— TASK TO CARRY OUT —
Pick out each line containing the string "source".

----- RECORD LIST

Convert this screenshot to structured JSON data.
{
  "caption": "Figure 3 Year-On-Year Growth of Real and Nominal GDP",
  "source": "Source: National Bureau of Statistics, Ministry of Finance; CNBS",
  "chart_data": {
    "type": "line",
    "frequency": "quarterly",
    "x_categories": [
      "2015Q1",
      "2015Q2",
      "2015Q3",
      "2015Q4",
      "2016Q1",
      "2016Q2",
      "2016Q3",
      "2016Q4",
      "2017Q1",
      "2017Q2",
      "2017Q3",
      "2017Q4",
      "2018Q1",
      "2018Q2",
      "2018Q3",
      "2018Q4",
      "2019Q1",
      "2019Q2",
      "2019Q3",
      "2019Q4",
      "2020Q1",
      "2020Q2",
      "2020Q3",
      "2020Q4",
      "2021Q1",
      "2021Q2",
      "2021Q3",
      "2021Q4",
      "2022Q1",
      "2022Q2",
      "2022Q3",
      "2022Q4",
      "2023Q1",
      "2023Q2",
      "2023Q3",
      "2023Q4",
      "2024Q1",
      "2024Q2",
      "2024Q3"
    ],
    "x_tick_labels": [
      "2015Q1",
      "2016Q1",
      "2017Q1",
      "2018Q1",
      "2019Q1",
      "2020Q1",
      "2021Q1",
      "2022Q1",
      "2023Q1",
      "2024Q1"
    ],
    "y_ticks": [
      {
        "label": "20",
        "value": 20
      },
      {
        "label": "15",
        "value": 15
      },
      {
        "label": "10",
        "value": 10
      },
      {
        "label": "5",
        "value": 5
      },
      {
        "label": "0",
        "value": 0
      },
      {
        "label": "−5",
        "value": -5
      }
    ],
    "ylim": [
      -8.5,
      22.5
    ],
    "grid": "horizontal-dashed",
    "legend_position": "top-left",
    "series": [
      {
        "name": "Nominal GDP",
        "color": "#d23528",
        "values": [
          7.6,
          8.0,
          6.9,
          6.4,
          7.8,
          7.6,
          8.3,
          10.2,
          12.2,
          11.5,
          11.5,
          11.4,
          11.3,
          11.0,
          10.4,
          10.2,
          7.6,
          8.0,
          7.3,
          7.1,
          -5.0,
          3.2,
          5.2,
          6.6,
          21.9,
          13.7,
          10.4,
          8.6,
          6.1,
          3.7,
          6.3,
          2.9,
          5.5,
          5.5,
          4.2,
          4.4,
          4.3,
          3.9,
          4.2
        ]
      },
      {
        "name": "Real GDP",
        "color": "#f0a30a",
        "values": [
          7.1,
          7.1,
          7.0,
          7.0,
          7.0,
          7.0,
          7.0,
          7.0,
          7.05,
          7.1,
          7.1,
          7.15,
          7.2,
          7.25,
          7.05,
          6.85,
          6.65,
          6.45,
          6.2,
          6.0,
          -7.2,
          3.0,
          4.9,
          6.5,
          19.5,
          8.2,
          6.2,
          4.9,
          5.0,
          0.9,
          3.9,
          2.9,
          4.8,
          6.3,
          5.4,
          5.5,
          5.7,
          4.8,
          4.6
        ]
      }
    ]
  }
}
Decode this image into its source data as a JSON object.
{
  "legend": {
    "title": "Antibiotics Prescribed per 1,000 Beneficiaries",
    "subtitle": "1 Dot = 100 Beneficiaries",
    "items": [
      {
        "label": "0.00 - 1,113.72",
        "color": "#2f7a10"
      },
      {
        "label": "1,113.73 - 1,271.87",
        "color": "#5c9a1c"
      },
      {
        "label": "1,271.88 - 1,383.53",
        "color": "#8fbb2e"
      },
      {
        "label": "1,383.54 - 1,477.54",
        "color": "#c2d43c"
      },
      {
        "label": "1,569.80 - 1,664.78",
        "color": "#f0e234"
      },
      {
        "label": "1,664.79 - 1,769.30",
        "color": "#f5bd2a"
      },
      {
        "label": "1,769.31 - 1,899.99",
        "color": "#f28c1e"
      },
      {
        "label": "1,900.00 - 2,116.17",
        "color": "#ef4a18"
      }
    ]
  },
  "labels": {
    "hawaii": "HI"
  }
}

----------

— ANSWER TO THIS EXERCISE —
  "source": "Source: National Bureau of Statistics, Ministry of Finance; CNBS",
Decode this image into its source data as a JSON object.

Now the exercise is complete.